## PROBLEM STATEMENT
Output the full listing below exactly as it reads, and skip anything that is a picture.
-- RECORDS SHOWN start --
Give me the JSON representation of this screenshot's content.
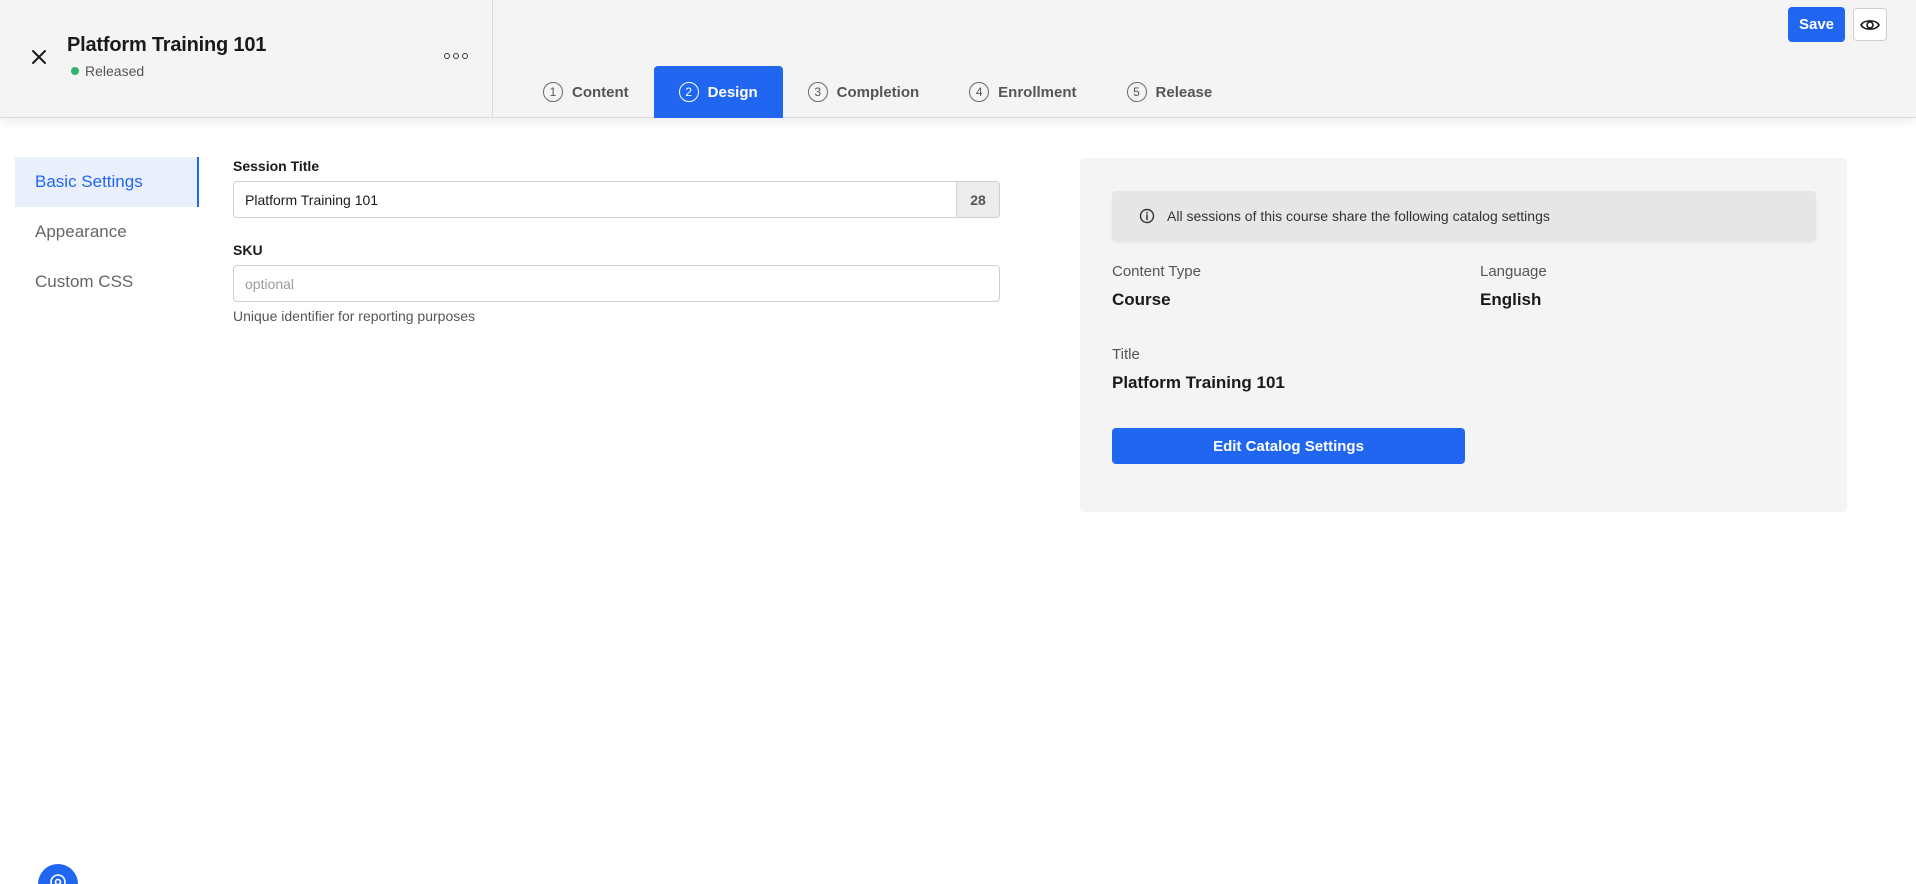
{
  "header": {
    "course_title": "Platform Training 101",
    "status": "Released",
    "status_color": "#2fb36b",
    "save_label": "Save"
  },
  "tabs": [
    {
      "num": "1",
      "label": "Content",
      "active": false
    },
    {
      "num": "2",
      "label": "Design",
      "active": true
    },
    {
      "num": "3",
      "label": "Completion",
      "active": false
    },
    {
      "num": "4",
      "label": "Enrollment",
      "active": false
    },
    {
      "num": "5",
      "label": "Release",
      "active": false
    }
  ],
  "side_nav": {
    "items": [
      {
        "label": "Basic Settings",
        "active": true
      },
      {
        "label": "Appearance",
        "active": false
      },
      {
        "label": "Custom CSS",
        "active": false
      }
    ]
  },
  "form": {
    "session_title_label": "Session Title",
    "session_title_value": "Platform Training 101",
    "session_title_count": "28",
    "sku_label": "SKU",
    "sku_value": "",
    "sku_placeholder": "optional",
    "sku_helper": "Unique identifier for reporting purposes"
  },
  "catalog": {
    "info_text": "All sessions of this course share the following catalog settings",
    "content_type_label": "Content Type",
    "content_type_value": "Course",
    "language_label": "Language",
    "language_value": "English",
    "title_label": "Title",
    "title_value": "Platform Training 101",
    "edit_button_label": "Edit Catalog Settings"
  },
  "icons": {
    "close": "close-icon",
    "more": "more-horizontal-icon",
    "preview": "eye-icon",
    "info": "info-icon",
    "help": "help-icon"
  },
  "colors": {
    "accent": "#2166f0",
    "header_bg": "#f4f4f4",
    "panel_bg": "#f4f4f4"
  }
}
-- RECORDS SHOWN end --
## SOLVED EXERCISE
Give me the JSON representation of this screenshot's content.
{
  "header": {
    "course_title": "Platform Training 101",
    "status": "Released",
    "status_color": "#2fb36b",
    "save_label": "Save"
  },
  "tabs": [
    {
      "num": "1",
      "label": "Content",
      "active": false
    },
    {
      "num": "2",
      "label": "Design",
      "active": true
    },
    {
      "num": "3",
      "label": "Completion",
      "active": false
    },
    {
      "num": "4",
      "label": "Enrollment",
      "active": false
    },
    {
      "num": "5",
      "label": "Release",
      "active": false
    }
  ],
  "side_nav": {
    "items": [
      {
        "label": "Basic Settings",
        "active": true
      },
      {
        "label": "Appearance",
        "active": false
      },
      {
        "label": "Custom CSS",
        "active": false
      }
    ]
  },
  "form": {
    "session_title_label": "Session Title",
    "session_title_value": "Platform Training 101",
    "session_title_count": "28",
    "sku_label": "SKU",
    "sku_value": "",
    "sku_placeholder": "optional",
    "sku_helper": "Unique identifier for reporting purposes"
  },
  "catalog": {
    "info_text": "All sessions of this course share the following catalog settings",
    "content_type_label": "Content Type",
    "content_type_value": "Course",
    "language_label": "Language",
    "language_value": "English",
    "title_label": "Title",
    "title_value": "Platform Training 101",
    "edit_button_label": "Edit Catalog Settings"
  },
  "icons": {
    "close": "close-icon",
    "more": "more-horizontal-icon",
    "preview": "eye-icon",
    "info": "info-icon",
    "help": "help-icon"
  },
  "colors": {
    "accent": "#2166f0",
    "header_bg": "#f4f4f4",
    "panel_bg": "#f4f4f4"
  }
}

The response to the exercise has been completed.